(Part of a data file)
::::::::
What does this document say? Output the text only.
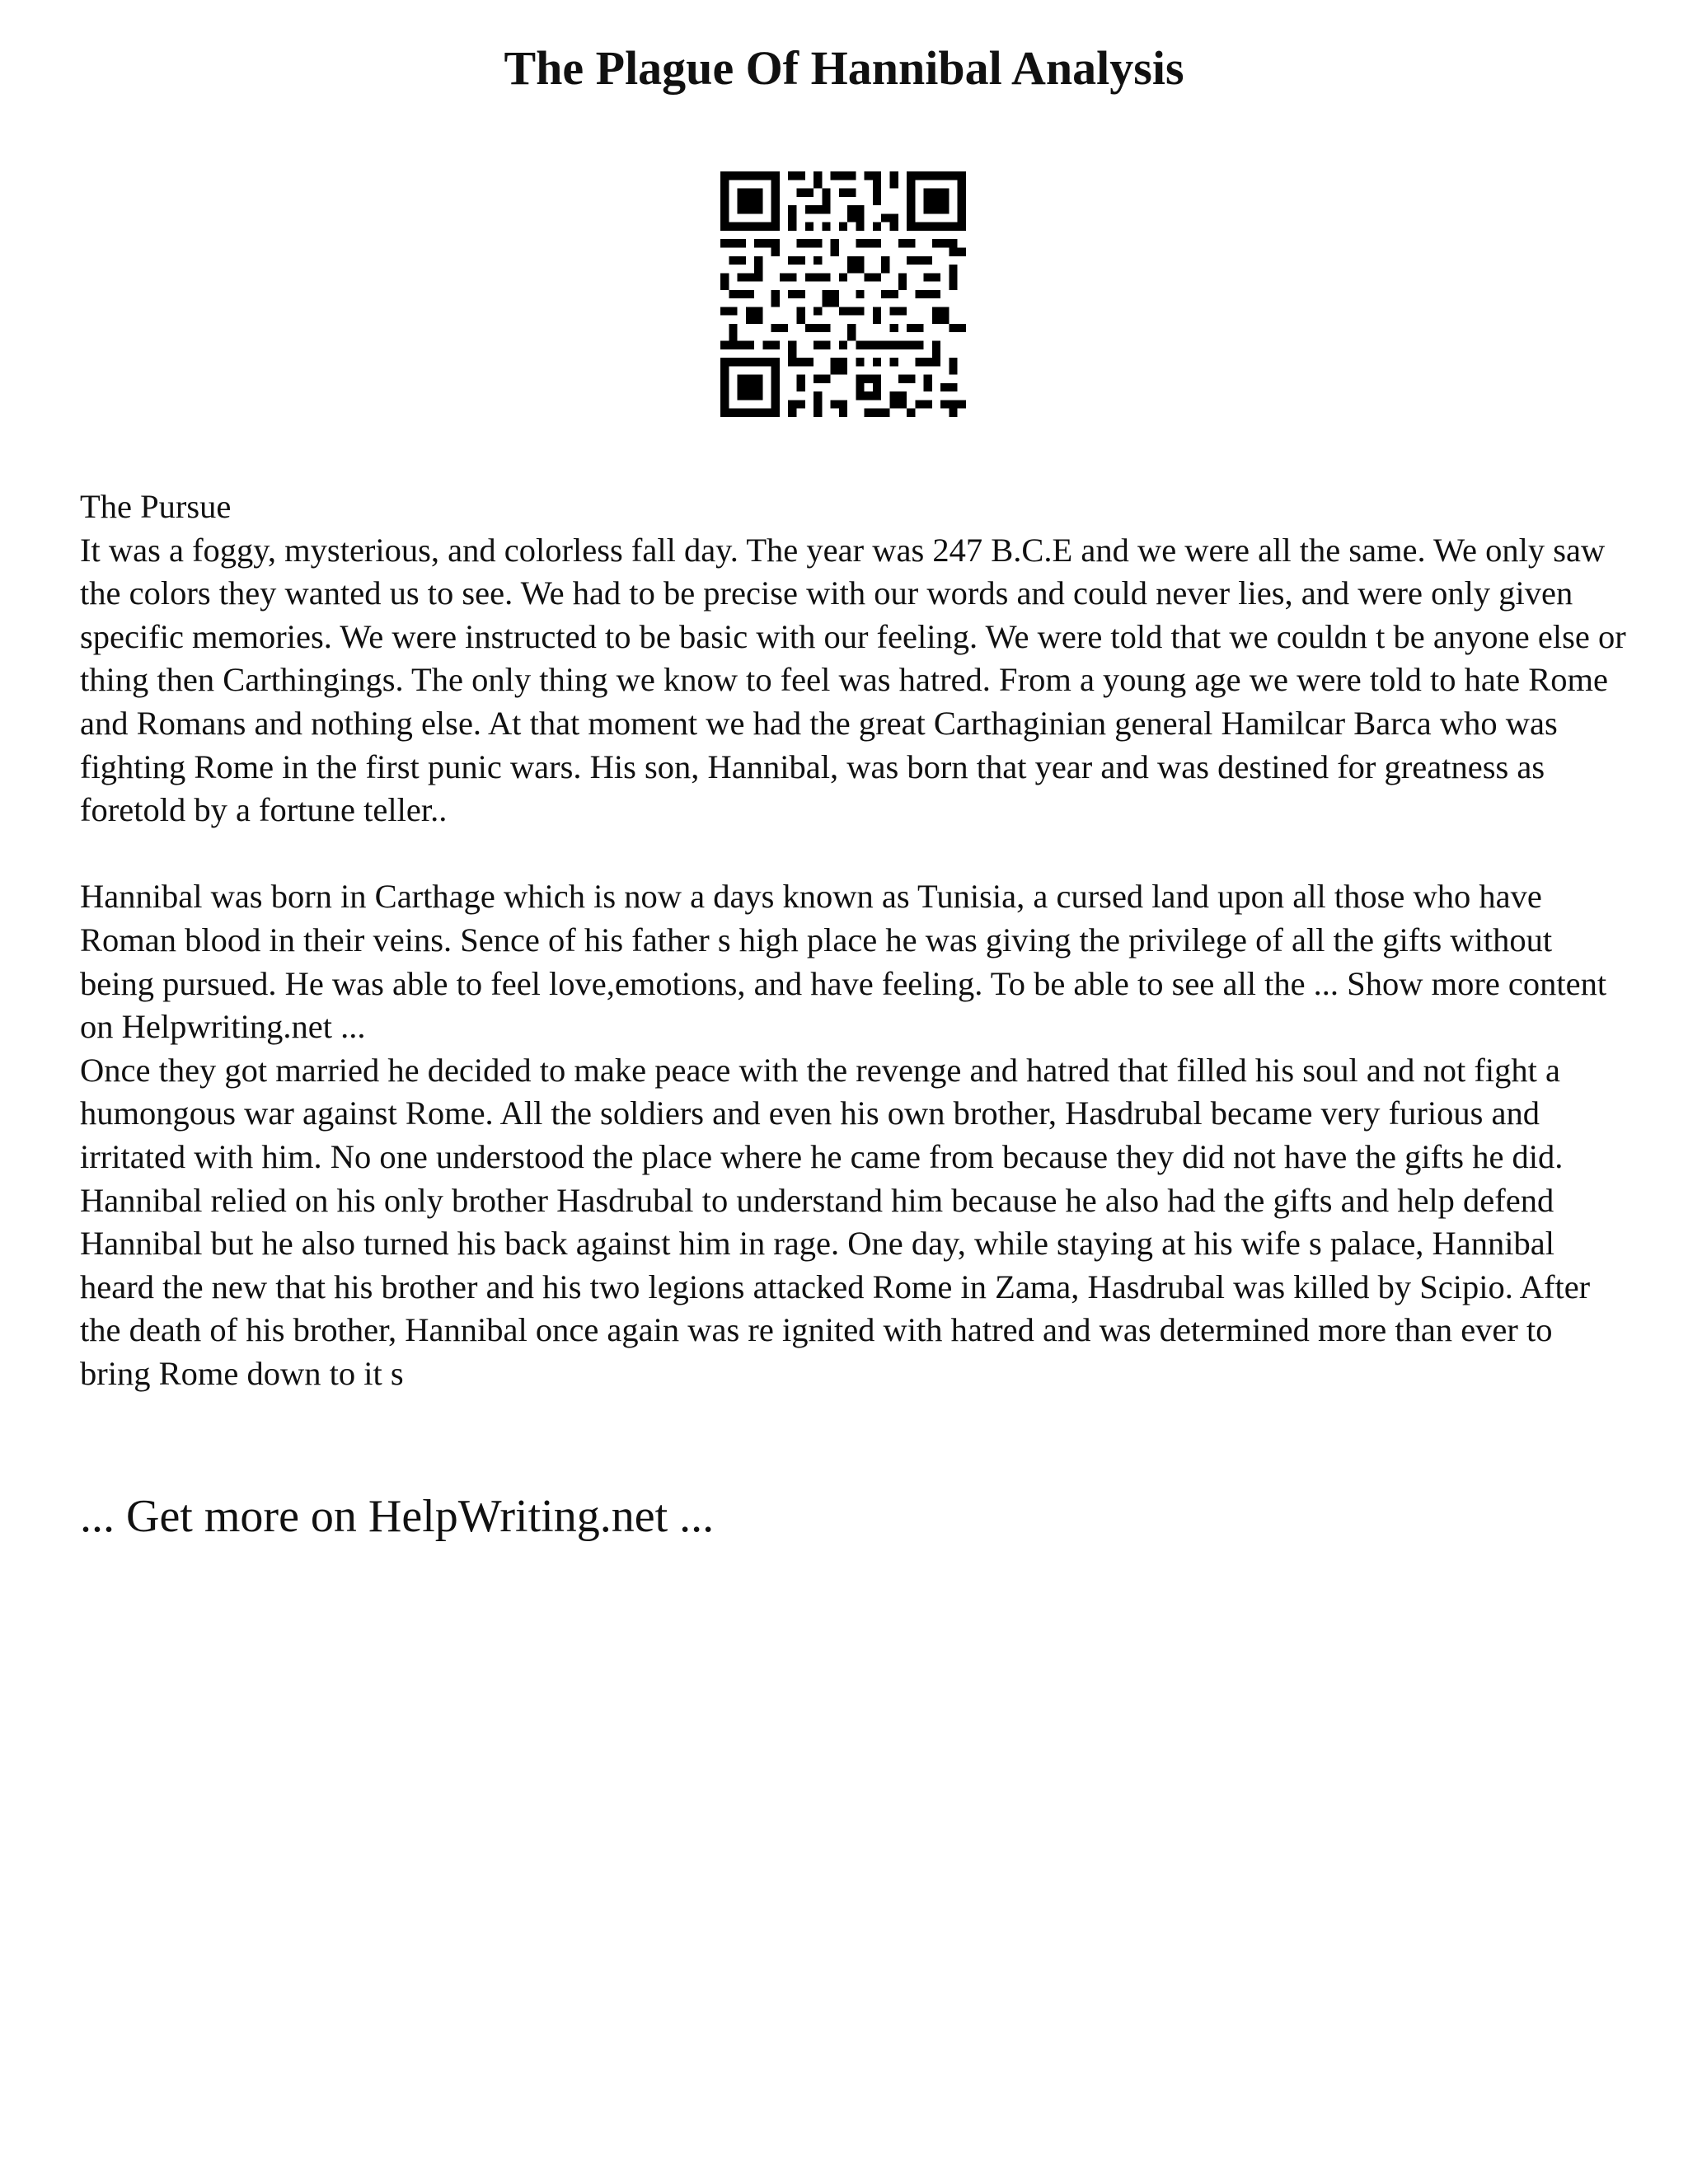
The Plague Of Hannibal Analysis

The Pursue

It was a foggy, mysterious, and colorless fall day. The year was 247 B.C.E and we were all the same. We only saw the colors they wanted us to see. We had to be precise with our words and could never lies, and were only given specific memories. We were instructed to be basic with our feeling. We were told that we couldn t be anyone else or thing then Carthingings. The only thing we know to feel was hatred. From a young age we were told to hate Rome and Romans and nothing else. At that moment we had the great Carthaginian general Hamilcar Barca who was fighting Rome in the first punic wars. His son, Hannibal, was born that year and was destined for greatness as foretold by a fortune teller..

Hannibal was born in Carthage which is now a days known as Tunisia, a cursed land upon all those who have Roman blood in their veins. Sence of his father s high place he was giving the privilege of all the gifts without being pursued. He was able to feel love,emotions, and have feeling. To be able to see all the ... Show more content on Helpwriting.net ...

Once they got married he decided to make peace with the revenge and hatred that filled his soul and not fight a humongous war against Rome. All the soldiers and even his own brother, Hasdrubal became very furious and irritated with him. No one understood the place where he came from because they did not have the gifts he did. Hannibal relied on his only brother Hasdrubal to understand him because he also had the gifts and help defend Hannibal but he also turned his back against him in rage. One day, while staying at his wife s palace, Hannibal heard the new that his brother and his two legions attacked Rome in Zama, Hasdrubal was killed by Scipio. After the death of his brother, Hannibal once again was re ignited with hatred and was determined more than ever to bring Rome down to it s

... Get more on HelpWriting.net ...
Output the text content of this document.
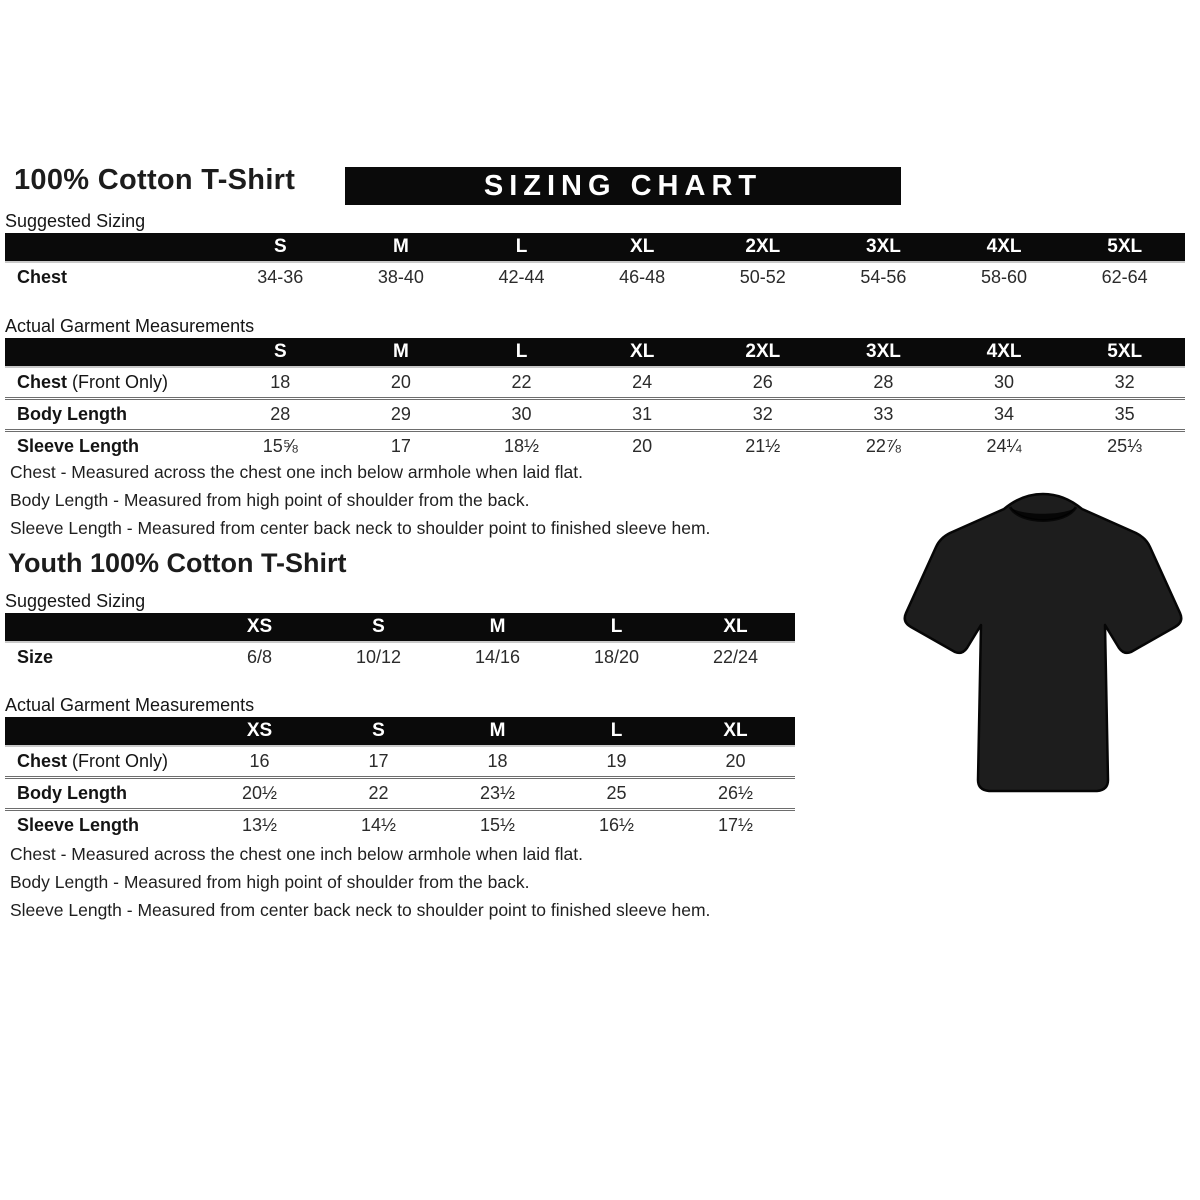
100% Cotton T-Shirt	SIZING CHART
Suggested Sizing
	S	M	L	XL	2XL	3XL	4XL	5XL
Chest	34-36	38-40	42-44	46-48	50-52	54-56	58-60	62-64
Actual Garment Measurements
	S	M	L	XL	2XL	3XL	4XL	5XL
Chest (Front Only)	18	20	22	24	26	28	30	32
Body Length	28	29	30	31	32	33	34	35
Sleeve Length	15⅝	17	18½	20	21½	22⅞	24¼	25⅓
Chest - Measured across the chest one inch below armhole when laid flat.
Body Length - Measured from high point of shoulder from the back.
Sleeve Length - Measured from center back neck to shoulder point to finished sleeve hem.
Youth 100% Cotton T-Shirt
Suggested Sizing
	XS	S	M	L	XL
Size	6/8	10/12	14/16	18/20	22/24
Actual Garment Measurements
	XS	S	M	L	XL
Chest (Front Only)	16	17	18	19	20
Body Length	20½	22	23½	25	26½
Sleeve Length	13½	14½	15½	16½	17½
Chest - Measured across the chest one inch below armhole when laid flat.
Body Length - Measured from high point of shoulder from the back.
Sleeve Length - Measured from center back neck to shoulder point to finished sleeve hem.
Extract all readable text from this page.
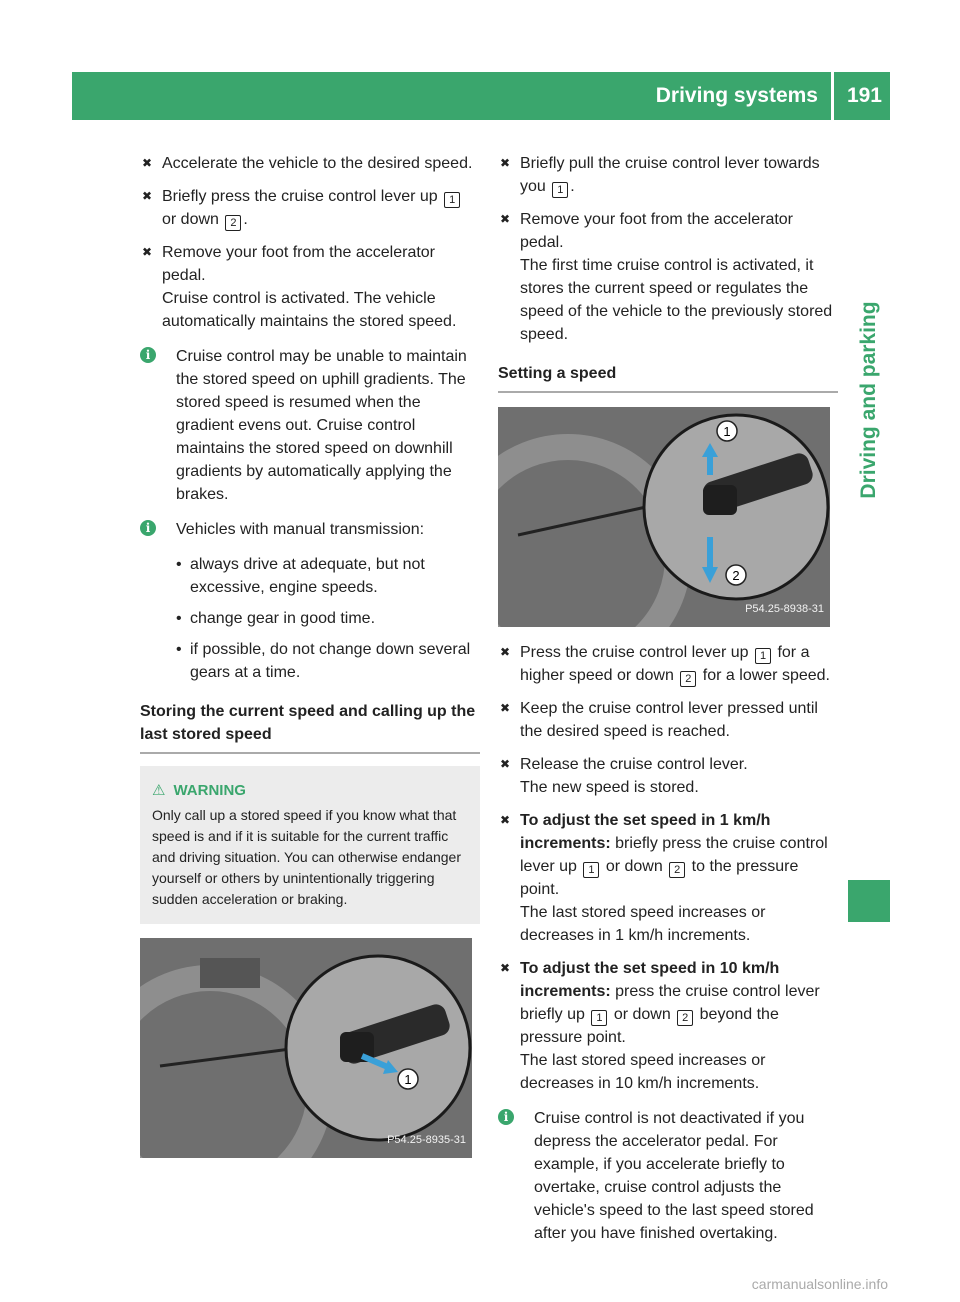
Driving systems 191
Driving and parking
✖ Accelerate the vehicle to the desired speed.
✖ Briefly press the cruise control lever up 1 or down 2 .
✖ Remove your foot from the accelerator pedal.
Cruise control is activated. The vehicle automatically maintains the stored speed.
i	Cruise control may be unable to maintain the stored speed on uphill gradients. The stored speed is resumed when the gradient evens out. Cruise control maintains the stored speed on downhill gradients by automatically applying the brakes.
i	Vehicles with manual transmission:
• always drive at adequate, but not excessive, engine speeds.
• change gear in good time.
• if possible, do not change down several gears at a time.
Storing the current speed and calling up the last stored speed
⚠ WARNING
Only call up a stored speed if you know what that speed is and if it is suitable for the current traffic and driving situation. You can otherwise endanger yourself or others by unintentionally triggering sudden acceleration or braking.
1
P54.25-8935-31
✖ Briefly pull the cruise control lever towards you 1 .
✖ Remove your foot from the accelerator pedal.
The first time cruise control is activated, it stores the current speed or regulates the speed of the vehicle to the previously stored speed.
Setting a speed
1
2
P54.25-8938-31
✖ Press the cruise control lever up 1 for a higher speed or down 2 for a lower speed.
✖ Keep the cruise control lever pressed until the desired speed is reached.
✖ Release the cruise control lever.
The new speed is stored.
✖ To adjust the set speed in 1 km/h increments: briefly press the cruise control lever up 1 or down 2 to the pressure point.
The last stored speed increases or decreases in 1 km/h increments.
✖ To adjust the set speed in 10 km/h increments: press the cruise control lever briefly up 1 or down 2 beyond the pressure point.
The last stored speed increases or decreases in 10 km/h increments.
i	Cruise control is not deactivated if you depress the accelerator pedal. For example, if you accelerate briefly to overtake, cruise control adjusts the vehicle's speed to the last speed stored after you have finished overtaking.
carmanualsonline.info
::::::::
**Problem to work on:** Tally the lines in the entries above that hold the word "time". Reply with nothing but that count.

**Result below:** 3